Data entries for graphics:
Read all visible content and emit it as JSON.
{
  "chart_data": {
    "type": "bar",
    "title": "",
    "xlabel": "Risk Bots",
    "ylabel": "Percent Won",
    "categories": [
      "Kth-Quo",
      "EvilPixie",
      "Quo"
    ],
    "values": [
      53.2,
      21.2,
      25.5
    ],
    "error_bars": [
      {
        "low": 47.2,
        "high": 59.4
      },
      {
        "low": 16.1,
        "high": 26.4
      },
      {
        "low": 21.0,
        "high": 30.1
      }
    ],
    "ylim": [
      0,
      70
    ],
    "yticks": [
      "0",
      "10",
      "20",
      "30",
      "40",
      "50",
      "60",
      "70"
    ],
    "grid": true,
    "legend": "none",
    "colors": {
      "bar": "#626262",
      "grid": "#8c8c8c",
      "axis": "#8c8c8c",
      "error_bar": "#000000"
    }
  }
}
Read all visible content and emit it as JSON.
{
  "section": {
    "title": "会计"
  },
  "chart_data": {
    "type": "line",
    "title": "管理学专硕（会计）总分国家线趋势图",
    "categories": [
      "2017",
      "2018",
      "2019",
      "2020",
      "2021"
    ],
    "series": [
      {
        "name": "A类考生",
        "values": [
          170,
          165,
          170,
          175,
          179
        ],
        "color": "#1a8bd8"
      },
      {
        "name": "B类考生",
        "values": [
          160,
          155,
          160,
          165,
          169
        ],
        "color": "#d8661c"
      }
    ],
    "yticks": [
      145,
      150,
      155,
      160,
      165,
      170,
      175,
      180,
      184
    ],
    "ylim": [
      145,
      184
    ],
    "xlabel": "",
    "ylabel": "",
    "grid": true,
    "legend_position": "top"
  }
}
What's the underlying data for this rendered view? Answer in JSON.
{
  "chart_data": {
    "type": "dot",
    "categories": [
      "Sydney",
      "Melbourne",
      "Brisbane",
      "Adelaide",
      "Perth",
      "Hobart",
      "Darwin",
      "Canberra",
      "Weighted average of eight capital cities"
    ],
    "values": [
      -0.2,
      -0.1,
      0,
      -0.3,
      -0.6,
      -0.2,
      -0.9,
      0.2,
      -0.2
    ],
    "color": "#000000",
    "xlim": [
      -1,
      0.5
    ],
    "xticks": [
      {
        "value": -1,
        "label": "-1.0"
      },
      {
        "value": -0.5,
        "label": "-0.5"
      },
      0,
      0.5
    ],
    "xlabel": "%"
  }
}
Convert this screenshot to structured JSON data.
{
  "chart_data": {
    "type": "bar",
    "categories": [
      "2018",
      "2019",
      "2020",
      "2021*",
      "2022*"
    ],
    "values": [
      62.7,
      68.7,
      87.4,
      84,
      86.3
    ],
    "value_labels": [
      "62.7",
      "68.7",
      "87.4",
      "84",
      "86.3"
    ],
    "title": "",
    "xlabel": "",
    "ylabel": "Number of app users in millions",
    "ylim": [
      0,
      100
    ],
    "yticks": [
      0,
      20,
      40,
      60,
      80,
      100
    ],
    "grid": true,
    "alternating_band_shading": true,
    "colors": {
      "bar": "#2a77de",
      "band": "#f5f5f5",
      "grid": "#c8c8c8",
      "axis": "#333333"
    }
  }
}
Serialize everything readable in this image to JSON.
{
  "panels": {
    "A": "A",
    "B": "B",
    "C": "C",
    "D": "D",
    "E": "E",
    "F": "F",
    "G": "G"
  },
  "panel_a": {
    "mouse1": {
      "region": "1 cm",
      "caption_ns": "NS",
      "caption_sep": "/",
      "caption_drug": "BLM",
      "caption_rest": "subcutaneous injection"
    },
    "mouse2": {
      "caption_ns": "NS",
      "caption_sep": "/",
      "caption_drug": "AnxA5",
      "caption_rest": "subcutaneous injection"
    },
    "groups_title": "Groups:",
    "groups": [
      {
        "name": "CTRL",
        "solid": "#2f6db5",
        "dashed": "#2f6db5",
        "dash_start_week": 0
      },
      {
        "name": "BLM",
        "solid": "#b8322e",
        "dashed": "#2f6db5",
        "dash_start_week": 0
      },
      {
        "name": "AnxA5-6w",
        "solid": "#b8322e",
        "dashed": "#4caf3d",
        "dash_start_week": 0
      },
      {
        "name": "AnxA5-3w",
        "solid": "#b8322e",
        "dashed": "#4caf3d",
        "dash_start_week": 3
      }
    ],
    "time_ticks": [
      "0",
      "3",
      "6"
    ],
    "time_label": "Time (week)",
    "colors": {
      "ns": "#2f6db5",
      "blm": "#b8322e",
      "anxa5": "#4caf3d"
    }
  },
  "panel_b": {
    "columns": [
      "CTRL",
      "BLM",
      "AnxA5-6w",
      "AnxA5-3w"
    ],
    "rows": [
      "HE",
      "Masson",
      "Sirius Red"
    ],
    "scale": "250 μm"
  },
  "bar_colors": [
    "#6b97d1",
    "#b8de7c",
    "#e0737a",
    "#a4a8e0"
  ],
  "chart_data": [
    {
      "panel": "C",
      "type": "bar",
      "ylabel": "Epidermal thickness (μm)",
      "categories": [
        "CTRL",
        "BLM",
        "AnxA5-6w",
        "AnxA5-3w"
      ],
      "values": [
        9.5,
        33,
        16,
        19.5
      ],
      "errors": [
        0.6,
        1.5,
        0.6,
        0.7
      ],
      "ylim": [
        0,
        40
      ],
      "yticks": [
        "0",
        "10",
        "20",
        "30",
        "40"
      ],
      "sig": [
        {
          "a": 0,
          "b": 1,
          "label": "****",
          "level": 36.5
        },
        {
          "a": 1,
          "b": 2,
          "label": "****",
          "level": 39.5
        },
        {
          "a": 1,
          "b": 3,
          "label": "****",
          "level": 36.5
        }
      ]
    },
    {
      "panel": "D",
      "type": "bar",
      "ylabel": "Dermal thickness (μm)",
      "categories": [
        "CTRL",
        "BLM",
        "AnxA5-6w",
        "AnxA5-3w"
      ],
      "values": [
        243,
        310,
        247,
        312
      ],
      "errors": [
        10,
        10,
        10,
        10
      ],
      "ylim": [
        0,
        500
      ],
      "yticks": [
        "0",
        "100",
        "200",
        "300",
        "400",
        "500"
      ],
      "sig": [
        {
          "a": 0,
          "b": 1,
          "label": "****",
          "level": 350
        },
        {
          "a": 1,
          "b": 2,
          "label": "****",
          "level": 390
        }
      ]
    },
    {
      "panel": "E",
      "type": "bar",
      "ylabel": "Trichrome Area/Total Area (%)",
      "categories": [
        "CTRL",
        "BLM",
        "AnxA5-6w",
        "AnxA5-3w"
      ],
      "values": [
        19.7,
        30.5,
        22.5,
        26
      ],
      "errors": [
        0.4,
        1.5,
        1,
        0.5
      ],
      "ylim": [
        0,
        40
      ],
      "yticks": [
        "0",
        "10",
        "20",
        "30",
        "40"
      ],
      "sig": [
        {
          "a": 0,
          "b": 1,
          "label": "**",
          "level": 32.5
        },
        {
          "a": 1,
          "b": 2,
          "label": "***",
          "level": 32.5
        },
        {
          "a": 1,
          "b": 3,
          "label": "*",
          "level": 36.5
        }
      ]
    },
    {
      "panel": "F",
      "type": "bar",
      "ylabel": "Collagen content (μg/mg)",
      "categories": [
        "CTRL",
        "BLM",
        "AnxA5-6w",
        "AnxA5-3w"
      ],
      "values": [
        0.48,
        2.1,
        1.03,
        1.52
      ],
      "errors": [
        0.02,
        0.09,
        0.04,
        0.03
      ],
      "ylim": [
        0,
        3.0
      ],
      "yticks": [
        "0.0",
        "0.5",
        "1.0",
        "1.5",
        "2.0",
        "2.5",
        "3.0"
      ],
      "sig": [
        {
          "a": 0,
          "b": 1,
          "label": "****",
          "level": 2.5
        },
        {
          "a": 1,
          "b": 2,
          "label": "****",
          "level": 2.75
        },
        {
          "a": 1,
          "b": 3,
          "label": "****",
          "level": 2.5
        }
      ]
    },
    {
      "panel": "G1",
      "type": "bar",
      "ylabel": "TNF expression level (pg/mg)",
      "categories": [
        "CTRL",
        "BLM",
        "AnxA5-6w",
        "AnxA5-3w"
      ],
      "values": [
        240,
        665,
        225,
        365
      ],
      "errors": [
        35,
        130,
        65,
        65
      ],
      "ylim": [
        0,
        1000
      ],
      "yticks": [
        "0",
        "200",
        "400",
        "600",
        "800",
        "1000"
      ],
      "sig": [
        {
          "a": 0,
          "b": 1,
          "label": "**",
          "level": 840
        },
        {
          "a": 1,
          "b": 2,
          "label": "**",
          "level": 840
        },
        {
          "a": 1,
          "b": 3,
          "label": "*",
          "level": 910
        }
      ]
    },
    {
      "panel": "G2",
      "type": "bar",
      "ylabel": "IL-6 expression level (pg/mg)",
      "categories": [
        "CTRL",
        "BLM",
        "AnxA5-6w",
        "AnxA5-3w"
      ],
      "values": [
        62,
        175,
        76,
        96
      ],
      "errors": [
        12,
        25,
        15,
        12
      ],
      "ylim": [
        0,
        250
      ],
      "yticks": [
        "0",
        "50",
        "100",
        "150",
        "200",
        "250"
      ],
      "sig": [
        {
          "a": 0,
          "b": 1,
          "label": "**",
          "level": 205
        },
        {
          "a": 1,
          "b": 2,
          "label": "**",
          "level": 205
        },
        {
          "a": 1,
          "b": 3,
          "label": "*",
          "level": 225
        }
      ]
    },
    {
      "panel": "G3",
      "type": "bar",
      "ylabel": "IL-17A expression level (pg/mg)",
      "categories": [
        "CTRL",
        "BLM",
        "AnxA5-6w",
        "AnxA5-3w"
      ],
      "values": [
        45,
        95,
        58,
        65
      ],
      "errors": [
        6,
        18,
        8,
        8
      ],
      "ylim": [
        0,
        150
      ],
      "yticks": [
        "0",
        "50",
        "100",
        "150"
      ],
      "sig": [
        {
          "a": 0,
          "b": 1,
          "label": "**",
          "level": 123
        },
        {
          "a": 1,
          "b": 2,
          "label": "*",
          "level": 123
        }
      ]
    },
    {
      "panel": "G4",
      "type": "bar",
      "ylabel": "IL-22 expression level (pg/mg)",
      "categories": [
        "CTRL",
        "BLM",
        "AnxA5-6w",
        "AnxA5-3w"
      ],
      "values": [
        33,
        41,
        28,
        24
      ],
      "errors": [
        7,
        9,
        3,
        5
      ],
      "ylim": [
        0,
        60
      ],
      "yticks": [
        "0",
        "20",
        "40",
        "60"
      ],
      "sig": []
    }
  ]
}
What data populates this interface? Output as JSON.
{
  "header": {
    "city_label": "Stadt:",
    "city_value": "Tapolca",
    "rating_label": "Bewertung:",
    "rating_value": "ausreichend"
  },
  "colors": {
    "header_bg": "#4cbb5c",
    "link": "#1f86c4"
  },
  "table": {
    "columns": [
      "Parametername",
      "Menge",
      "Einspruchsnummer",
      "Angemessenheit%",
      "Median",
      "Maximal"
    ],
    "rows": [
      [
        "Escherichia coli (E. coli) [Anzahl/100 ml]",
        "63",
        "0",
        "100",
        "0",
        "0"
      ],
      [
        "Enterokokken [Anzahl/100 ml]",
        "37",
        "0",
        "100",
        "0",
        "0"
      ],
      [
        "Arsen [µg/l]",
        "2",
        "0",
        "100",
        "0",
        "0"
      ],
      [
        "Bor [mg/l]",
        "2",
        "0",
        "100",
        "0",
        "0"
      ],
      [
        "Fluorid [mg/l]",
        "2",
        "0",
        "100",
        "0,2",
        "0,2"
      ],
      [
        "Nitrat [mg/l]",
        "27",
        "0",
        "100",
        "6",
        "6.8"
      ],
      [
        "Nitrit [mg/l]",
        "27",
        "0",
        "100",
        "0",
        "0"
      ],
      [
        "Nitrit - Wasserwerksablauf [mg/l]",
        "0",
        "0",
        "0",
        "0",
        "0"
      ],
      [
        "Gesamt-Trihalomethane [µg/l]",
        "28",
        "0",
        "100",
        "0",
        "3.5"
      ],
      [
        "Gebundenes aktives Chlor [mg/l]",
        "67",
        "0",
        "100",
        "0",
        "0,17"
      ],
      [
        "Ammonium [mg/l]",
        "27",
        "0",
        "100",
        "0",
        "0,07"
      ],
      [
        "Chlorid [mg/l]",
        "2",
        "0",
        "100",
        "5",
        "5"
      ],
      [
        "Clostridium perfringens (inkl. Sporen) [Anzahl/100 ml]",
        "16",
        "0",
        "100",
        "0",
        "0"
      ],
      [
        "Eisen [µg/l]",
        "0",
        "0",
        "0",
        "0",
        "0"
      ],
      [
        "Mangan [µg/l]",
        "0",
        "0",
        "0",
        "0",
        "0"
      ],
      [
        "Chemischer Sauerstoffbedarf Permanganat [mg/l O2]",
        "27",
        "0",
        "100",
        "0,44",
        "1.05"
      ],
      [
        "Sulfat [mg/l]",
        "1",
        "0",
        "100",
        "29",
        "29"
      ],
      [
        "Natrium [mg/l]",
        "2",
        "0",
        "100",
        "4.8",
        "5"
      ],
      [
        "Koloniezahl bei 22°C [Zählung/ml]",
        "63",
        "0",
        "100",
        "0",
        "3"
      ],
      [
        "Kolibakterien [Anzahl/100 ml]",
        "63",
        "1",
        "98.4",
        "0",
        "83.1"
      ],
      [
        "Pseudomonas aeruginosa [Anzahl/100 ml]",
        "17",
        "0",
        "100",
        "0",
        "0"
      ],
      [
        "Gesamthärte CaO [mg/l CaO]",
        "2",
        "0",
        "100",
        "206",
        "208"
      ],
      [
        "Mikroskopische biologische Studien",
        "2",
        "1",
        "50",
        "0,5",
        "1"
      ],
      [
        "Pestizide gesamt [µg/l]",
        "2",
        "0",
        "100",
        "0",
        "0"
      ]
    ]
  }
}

EXERCISE DIRECTIONS: Examine the records and pull out every line where the string "thickness" occurs.

ANSWER TO THE EXERCISE:
      "ylabel": "Epidermal thickness (μm)",
      "ylabel": "Dermal thickness (μm)",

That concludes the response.